(TO BE DONE)
Print every entry exactly as written.

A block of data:
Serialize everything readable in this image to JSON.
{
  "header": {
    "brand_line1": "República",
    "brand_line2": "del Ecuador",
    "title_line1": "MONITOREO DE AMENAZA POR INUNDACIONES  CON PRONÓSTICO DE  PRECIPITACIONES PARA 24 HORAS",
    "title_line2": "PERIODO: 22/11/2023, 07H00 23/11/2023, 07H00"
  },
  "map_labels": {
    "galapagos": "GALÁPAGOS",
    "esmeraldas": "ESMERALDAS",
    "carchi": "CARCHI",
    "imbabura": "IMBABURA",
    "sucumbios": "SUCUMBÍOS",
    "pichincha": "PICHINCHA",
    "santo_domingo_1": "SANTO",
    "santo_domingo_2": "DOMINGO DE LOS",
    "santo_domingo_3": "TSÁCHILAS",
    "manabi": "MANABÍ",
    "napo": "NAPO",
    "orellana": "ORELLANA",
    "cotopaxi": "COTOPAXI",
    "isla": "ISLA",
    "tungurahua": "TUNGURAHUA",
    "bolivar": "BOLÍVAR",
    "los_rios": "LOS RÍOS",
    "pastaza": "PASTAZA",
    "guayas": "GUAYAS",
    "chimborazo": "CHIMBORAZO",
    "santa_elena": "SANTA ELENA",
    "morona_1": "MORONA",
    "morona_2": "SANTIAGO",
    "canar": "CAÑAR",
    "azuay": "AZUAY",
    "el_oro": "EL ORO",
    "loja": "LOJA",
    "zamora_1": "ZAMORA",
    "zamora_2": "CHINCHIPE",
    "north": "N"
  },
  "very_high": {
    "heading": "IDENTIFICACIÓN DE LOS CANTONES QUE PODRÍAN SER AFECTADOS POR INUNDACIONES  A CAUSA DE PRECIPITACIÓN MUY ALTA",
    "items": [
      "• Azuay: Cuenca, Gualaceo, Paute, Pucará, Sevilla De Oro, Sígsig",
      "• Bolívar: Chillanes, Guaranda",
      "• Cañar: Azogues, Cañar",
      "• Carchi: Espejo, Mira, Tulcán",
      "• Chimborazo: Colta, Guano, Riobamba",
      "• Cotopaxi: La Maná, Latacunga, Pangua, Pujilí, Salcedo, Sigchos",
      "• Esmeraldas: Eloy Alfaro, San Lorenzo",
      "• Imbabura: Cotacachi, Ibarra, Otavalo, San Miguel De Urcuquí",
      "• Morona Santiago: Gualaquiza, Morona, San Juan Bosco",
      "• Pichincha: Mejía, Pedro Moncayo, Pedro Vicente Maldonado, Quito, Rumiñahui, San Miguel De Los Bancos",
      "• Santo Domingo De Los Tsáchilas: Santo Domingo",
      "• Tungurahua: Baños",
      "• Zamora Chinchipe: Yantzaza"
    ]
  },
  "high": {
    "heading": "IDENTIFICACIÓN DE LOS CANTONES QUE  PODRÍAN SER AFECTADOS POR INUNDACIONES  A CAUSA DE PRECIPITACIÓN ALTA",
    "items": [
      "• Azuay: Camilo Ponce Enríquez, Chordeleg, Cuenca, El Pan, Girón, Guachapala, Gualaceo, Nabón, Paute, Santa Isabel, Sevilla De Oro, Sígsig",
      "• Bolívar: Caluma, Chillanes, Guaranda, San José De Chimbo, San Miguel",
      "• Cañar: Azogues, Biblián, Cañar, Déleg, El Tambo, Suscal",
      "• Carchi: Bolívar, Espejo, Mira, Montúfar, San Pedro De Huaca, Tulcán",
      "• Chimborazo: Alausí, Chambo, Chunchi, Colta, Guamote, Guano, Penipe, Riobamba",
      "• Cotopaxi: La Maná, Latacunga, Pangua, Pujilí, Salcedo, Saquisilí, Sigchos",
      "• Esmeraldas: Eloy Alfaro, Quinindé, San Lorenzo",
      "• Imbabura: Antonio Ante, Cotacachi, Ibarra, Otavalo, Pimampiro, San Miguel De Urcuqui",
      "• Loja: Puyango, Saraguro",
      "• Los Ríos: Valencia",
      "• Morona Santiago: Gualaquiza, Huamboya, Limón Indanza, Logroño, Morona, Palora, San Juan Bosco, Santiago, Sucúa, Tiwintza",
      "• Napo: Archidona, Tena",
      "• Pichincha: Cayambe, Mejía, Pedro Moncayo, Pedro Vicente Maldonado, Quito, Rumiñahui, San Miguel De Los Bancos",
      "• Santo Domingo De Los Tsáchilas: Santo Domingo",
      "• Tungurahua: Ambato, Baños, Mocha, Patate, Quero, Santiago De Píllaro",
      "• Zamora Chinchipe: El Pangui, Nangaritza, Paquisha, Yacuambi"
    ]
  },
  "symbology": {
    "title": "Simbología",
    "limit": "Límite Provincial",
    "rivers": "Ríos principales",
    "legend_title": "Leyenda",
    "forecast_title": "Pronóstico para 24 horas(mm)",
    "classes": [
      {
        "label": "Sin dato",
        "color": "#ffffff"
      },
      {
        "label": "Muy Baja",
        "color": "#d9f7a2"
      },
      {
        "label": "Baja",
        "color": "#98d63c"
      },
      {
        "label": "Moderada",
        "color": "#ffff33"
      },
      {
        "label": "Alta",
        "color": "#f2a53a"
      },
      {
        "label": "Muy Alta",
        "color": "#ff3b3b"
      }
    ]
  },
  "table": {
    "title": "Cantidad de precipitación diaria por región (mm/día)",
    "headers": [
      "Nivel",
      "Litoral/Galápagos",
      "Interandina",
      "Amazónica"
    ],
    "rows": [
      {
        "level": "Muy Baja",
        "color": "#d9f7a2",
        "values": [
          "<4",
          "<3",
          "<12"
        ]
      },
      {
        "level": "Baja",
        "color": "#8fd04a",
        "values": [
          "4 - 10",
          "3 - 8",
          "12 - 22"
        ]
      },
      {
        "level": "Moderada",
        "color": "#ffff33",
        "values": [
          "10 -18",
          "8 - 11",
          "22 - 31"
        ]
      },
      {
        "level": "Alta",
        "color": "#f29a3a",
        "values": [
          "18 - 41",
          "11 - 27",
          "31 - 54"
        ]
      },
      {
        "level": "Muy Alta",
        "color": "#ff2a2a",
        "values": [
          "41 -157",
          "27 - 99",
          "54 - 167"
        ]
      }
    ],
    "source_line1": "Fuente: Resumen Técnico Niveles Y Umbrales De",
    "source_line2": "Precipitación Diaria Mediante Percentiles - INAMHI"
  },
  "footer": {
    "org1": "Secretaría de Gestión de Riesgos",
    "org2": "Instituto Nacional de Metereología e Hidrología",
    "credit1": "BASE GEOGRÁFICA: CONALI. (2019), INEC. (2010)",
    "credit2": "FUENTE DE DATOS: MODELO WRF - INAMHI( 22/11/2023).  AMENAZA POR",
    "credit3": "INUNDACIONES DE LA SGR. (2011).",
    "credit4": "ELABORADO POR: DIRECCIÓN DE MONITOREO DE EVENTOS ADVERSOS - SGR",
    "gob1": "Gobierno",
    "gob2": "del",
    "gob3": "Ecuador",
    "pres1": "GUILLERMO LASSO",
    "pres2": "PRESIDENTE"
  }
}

(RESPONSE)
Serialize everything readable in this image to JSON.
{
  "header": {
    "brand_line1": "República",
    "brand_line2": "del Ecuador",
    "title_line1": "MONITOREO DE AMENAZA POR INUNDACIONES  CON PRONÓSTICO DE  PRECIPITACIONES PARA 24 HORAS",
    "title_line2": "PERIODO: 22/11/2023, 07H00 23/11/2023, 07H00"
  },
  "map_labels": {
    "galapagos": "GALÁPAGOS",
    "esmeraldas": "ESMERALDAS",
    "carchi": "CARCHI",
    "imbabura": "IMBABURA",
    "sucumbios": "SUCUMBÍOS",
    "pichincha": "PICHINCHA",
    "santo_domingo_1": "SANTO",
    "santo_domingo_2": "DOMINGO DE LOS",
    "santo_domingo_3": "TSÁCHILAS",
    "manabi": "MANABÍ",
    "napo": "NAPO",
    "orellana": "ORELLANA",
    "cotopaxi": "COTOPAXI",
    "isla": "ISLA",
    "tungurahua": "TUNGURAHUA",
    "bolivar": "BOLÍVAR",
    "los_rios": "LOS RÍOS",
    "pastaza": "PASTAZA",
    "guayas": "GUAYAS",
    "chimborazo": "CHIMBORAZO",
    "santa_elena": "SANTA ELENA",
    "morona_1": "MORONA",
    "morona_2": "SANTIAGO",
    "canar": "CAÑAR",
    "azuay": "AZUAY",
    "el_oro": "EL ORO",
    "loja": "LOJA",
    "zamora_1": "ZAMORA",
    "zamora_2": "CHINCHIPE",
    "north": "N"
  },
  "very_high": {
    "heading": "IDENTIFICACIÓN DE LOS CANTONES QUE PODRÍAN SER AFECTADOS POR INUNDACIONES  A CAUSA DE PRECIPITACIÓN MUY ALTA",
    "items": [
      "• Azuay: Cuenca, Gualaceo, Paute, Pucará, Sevilla De Oro, Sígsig",
      "• Bolívar: Chillanes, Guaranda",
      "• Cañar: Azogues, Cañar",
      "• Carchi: Espejo, Mira, Tulcán",
      "• Chimborazo: Colta, Guano, Riobamba",
      "• Cotopaxi: La Maná, Latacunga, Pangua, Pujilí, Salcedo, Sigchos",
      "• Esmeraldas: Eloy Alfaro, San Lorenzo",
      "• Imbabura: Cotacachi, Ibarra, Otavalo, San Miguel De Urcuquí",
      "• Morona Santiago: Gualaquiza, Morona, San Juan Bosco",
      "• Pichincha: Mejía, Pedro Moncayo, Pedro Vicente Maldonado, Quito, Rumiñahui, San Miguel De Los Bancos",
      "• Santo Domingo De Los Tsáchilas: Santo Domingo",
      "• Tungurahua: Baños",
      "• Zamora Chinchipe: Yantzaza"
    ]
  },
  "high": {
    "heading": "IDENTIFICACIÓN DE LOS CANTONES QUE  PODRÍAN SER AFECTADOS POR INUNDACIONES  A CAUSA DE PRECIPITACIÓN ALTA",
    "items": [
      "• Azuay: Camilo Ponce Enríquez, Chordeleg, Cuenca, El Pan, Girón, Guachapala, Gualaceo, Nabón, Paute, Santa Isabel, Sevilla De Oro, Sígsig",
      "• Bolívar: Caluma, Chillanes, Guaranda, San José De Chimbo, San Miguel",
      "• Cañar: Azogues, Biblián, Cañar, Déleg, El Tambo, Suscal",
      "• Carchi: Bolívar, Espejo, Mira, Montúfar, San Pedro De Huaca, Tulcán",
      "• Chimborazo: Alausí, Chambo, Chunchi, Colta, Guamote, Guano, Penipe, Riobamba",
      "• Cotopaxi: La Maná, Latacunga, Pangua, Pujilí, Salcedo, Saquisilí, Sigchos",
      "• Esmeraldas: Eloy Alfaro, Quinindé, San Lorenzo",
      "• Imbabura: Antonio Ante, Cotacachi, Ibarra, Otavalo, Pimampiro, San Miguel De Urcuqui",
      "• Loja: Puyango, Saraguro",
      "• Los Ríos: Valencia",
      "• Morona Santiago: Gualaquiza, Huamboya, Limón Indanza, Logroño, Morona, Palora, San Juan Bosco, Santiago, Sucúa, Tiwintza",
      "• Napo: Archidona, Tena",
      "• Pichincha: Cayambe, Mejía, Pedro Moncayo, Pedro Vicente Maldonado, Quito, Rumiñahui, San Miguel De Los Bancos",
      "• Santo Domingo De Los Tsáchilas: Santo Domingo",
      "• Tungurahua: Ambato, Baños, Mocha, Patate, Quero, Santiago De Píllaro",
      "• Zamora Chinchipe: El Pangui, Nangaritza, Paquisha, Yacuambi"
    ]
  },
  "symbology": {
    "title": "Simbología",
    "limit": "Límite Provincial",
    "rivers": "Ríos principales",
    "legend_title": "Leyenda",
    "forecast_title": "Pronóstico para 24 horas(mm)",
    "classes": [
      {
        "label": "Sin dato",
        "color": "#ffffff"
      },
      {
        "label": "Muy Baja",
        "color": "#d9f7a2"
      },
      {
        "label": "Baja",
        "color": "#98d63c"
      },
      {
        "label": "Moderada",
        "color": "#ffff33"
      },
      {
        "label": "Alta",
        "color": "#f2a53a"
      },
      {
        "label": "Muy Alta",
        "color": "#ff3b3b"
      }
    ]
  },
  "table": {
    "title": "Cantidad de precipitación diaria por región (mm/día)",
    "headers": [
      "Nivel",
      "Litoral/Galápagos",
      "Interandina",
      "Amazónica"
    ],
    "rows": [
      {
        "level": "Muy Baja",
        "color": "#d9f7a2",
        "values": [
          "<4",
          "<3",
          "<12"
        ]
      },
      {
        "level": "Baja",
        "color": "#8fd04a",
        "values": [
          "4 - 10",
          "3 - 8",
          "12 - 22"
        ]
      },
      {
        "level": "Moderada",
        "color": "#ffff33",
        "values": [
          "10 -18",
          "8 - 11",
          "22 - 31"
        ]
      },
      {
        "level": "Alta",
        "color": "#f29a3a",
        "values": [
          "18 - 41",
          "11 - 27",
          "31 - 54"
        ]
      },
      {
        "level": "Muy Alta",
        "color": "#ff2a2a",
        "values": [
          "41 -157",
          "27 - 99",
          "54 - 167"
        ]
      }
    ],
    "source_line1": "Fuente: Resumen Técnico Niveles Y Umbrales De",
    "source_line2": "Precipitación Diaria Mediante Percentiles - INAMHI"
  },
  "footer": {
    "org1": "Secretaría de Gestión de Riesgos",
    "org2": "Instituto Nacional de Metereología e Hidrología",
    "credit1": "BASE GEOGRÁFICA: CONALI. (2019), INEC. (2010)",
    "credit2": "FUENTE DE DATOS: MODELO WRF - INAMHI( 22/11/2023).  AMENAZA POR",
    "credit3": "INUNDACIONES DE LA SGR. (2011).",
    "credit4": "ELABORADO POR: DIRECCIÓN DE MONITOREO DE EVENTOS ADVERSOS - SGR",
    "gob1": "Gobierno",
    "gob2": "del",
    "gob3": "Ecuador",
    "pres1": "GUILLERMO LASSO",
    "pres2": "PRESIDENTE"
  }
}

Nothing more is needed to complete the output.